### Written exercise
Repeat exactly the lines beginning at the one that contains "Transcribe this image's" and running to the end of the material. Omit the pictures.

### Supplied records
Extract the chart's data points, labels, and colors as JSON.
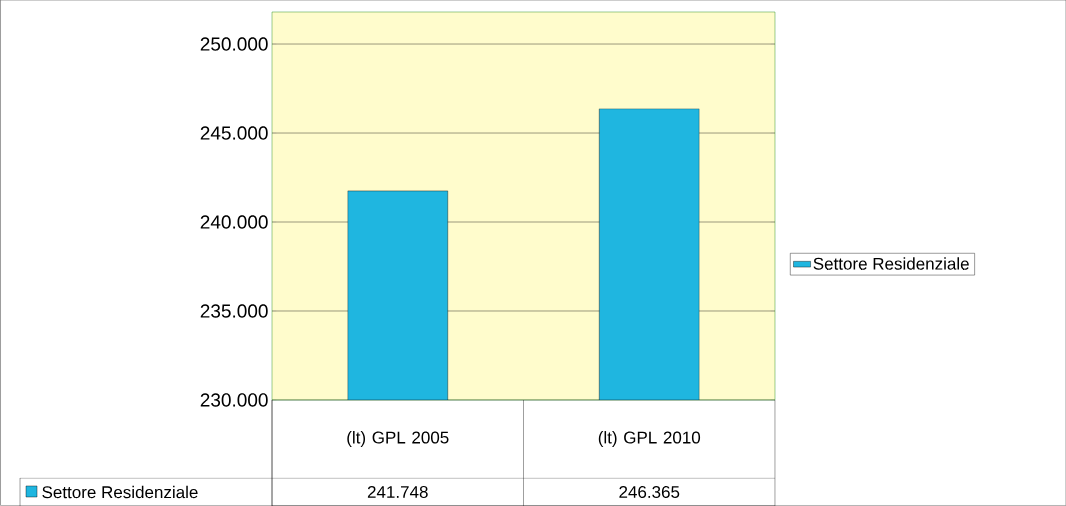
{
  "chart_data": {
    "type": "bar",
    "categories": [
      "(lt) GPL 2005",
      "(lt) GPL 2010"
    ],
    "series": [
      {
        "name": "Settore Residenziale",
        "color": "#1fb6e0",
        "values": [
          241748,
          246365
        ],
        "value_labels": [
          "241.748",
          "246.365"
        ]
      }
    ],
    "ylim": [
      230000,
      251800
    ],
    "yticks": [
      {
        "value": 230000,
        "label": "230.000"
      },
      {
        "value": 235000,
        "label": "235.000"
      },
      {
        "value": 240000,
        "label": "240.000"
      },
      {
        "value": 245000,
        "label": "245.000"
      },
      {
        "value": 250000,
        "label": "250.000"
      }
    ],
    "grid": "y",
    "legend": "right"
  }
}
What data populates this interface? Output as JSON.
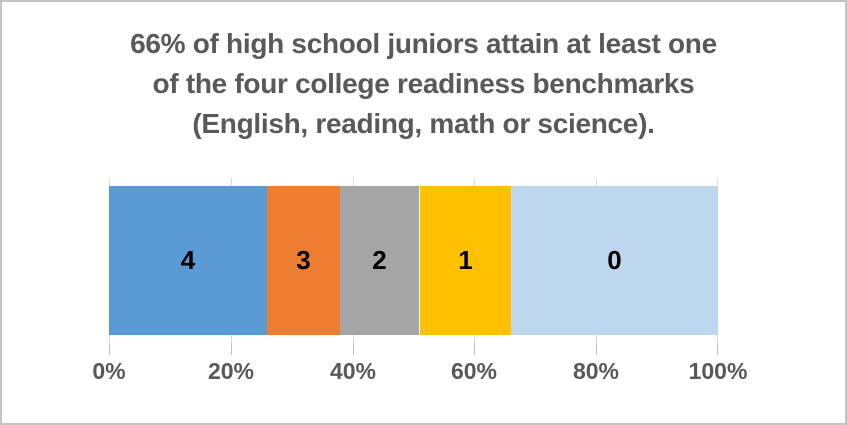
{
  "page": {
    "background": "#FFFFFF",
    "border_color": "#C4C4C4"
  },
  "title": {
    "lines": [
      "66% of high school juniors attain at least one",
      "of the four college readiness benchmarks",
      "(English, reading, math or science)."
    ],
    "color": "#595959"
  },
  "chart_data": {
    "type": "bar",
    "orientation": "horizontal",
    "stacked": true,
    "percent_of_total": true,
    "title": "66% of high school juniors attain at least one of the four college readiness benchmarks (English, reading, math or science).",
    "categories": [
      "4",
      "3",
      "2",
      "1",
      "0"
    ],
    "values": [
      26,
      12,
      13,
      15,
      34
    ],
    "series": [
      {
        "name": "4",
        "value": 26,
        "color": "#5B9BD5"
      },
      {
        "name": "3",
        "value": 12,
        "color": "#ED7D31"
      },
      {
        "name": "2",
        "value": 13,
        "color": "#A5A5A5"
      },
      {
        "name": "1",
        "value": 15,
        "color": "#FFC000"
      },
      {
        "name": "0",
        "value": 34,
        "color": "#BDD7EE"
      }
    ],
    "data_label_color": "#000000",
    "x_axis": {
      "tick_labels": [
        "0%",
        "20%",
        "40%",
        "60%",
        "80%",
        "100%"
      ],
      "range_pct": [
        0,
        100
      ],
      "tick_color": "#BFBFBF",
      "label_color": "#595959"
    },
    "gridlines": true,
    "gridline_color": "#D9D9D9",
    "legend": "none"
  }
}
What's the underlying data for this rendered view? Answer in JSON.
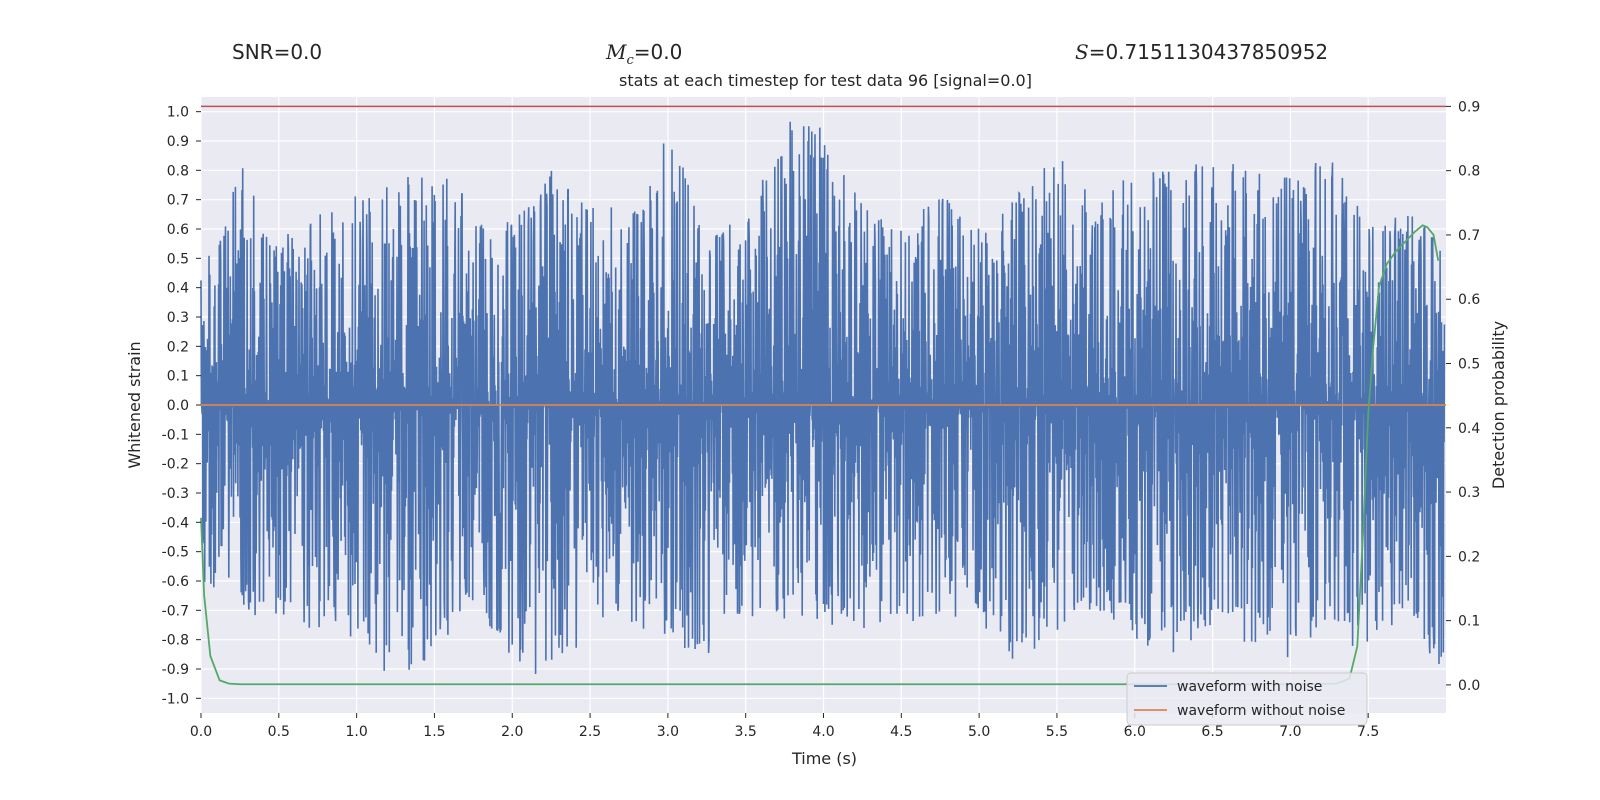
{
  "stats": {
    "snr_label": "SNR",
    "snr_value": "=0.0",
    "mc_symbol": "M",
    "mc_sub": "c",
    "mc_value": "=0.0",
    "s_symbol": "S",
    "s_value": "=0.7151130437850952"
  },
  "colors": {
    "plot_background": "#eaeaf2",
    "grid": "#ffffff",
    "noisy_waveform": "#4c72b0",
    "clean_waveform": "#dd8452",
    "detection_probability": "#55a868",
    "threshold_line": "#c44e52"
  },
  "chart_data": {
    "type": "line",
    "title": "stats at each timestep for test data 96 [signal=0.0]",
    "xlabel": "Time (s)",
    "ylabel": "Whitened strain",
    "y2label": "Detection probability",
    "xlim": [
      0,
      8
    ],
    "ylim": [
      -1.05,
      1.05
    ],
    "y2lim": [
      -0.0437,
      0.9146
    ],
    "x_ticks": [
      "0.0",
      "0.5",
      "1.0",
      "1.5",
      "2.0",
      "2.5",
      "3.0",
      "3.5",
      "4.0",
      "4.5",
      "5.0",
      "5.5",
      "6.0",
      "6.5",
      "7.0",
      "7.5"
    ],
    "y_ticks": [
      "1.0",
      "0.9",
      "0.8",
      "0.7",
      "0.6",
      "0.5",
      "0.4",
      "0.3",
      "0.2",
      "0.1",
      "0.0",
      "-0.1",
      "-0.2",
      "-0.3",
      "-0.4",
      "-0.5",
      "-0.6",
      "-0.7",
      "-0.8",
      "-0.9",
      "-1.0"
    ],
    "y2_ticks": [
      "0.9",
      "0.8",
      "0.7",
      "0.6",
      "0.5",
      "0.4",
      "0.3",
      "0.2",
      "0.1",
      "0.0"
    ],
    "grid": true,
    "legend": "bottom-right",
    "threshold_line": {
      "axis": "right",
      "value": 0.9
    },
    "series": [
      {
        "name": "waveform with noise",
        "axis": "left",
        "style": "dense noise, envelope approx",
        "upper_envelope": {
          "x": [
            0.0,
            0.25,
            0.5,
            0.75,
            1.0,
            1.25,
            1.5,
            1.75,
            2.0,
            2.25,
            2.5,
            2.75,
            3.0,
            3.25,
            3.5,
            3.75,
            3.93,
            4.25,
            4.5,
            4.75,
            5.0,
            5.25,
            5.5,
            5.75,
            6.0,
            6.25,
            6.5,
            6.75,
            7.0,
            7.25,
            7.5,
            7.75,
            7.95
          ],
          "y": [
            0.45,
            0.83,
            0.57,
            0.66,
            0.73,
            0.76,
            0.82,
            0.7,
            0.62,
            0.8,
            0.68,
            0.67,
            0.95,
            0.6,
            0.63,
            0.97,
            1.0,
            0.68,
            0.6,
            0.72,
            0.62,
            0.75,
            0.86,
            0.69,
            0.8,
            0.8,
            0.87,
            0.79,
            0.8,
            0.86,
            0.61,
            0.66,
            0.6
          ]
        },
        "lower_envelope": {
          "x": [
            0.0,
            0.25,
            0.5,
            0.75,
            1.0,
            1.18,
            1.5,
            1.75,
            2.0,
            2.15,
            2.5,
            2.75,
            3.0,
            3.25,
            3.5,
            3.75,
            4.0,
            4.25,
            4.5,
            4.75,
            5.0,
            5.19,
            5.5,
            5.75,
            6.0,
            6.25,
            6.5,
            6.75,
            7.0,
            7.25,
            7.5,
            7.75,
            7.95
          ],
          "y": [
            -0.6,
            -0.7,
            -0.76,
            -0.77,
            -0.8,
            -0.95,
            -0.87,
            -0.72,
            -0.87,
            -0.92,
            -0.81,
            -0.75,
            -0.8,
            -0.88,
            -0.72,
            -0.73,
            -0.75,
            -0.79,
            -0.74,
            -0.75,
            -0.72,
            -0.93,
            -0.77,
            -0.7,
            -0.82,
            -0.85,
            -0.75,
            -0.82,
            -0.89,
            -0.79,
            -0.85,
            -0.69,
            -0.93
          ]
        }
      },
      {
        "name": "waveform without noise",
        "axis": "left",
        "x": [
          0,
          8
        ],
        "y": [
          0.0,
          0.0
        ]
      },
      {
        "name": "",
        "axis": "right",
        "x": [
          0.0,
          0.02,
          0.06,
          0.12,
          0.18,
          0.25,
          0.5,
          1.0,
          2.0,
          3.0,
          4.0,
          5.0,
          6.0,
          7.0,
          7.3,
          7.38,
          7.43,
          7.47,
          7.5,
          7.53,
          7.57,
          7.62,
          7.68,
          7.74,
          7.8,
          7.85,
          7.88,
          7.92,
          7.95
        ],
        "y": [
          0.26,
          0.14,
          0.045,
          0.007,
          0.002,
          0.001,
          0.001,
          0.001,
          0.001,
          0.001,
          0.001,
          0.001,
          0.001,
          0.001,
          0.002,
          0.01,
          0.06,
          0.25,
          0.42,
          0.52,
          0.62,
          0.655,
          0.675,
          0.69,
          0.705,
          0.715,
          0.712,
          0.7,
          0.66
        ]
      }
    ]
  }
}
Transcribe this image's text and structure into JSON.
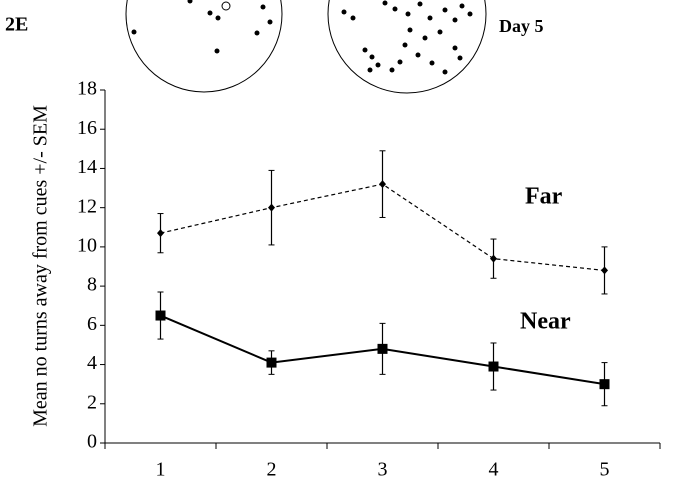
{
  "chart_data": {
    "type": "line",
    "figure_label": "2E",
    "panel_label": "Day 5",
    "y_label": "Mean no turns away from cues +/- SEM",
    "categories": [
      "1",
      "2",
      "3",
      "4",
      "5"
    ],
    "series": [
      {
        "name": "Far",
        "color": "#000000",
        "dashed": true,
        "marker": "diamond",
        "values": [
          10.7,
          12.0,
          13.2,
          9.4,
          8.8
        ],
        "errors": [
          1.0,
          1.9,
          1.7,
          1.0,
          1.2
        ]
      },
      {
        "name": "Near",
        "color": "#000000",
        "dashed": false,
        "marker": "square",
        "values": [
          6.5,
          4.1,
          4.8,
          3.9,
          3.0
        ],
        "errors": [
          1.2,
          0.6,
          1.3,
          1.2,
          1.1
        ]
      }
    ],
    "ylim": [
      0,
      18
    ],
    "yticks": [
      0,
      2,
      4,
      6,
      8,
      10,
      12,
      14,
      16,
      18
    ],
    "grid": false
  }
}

### Exercise answer
Transcribe this image's text and structure into JSON.
{
  "chart_data": {
    "type": "line",
    "figure_label": "2E",
    "panel_label": "Day 5",
    "y_label": "Mean no turns away from cues +/- SEM",
    "categories": [
      "1",
      "2",
      "3",
      "4",
      "5"
    ],
    "series": [
      {
        "name": "Far",
        "color": "#000000",
        "dashed": true,
        "marker": "diamond",
        "values": [
          10.7,
          12.0,
          13.2,
          9.4,
          8.8
        ],
        "errors": [
          1.0,
          1.9,
          1.7,
          1.0,
          1.2
        ]
      },
      {
        "name": "Near",
        "color": "#000000",
        "dashed": false,
        "marker": "square",
        "values": [
          6.5,
          4.1,
          4.8,
          3.9,
          3.0
        ],
        "errors": [
          1.2,
          0.6,
          1.3,
          1.2,
          1.1
        ]
      }
    ],
    "ylim": [
      0,
      18
    ],
    "yticks": [
      0,
      2,
      4,
      6,
      8,
      10,
      12,
      14,
      16,
      18
    ],
    "grid": false
  }
}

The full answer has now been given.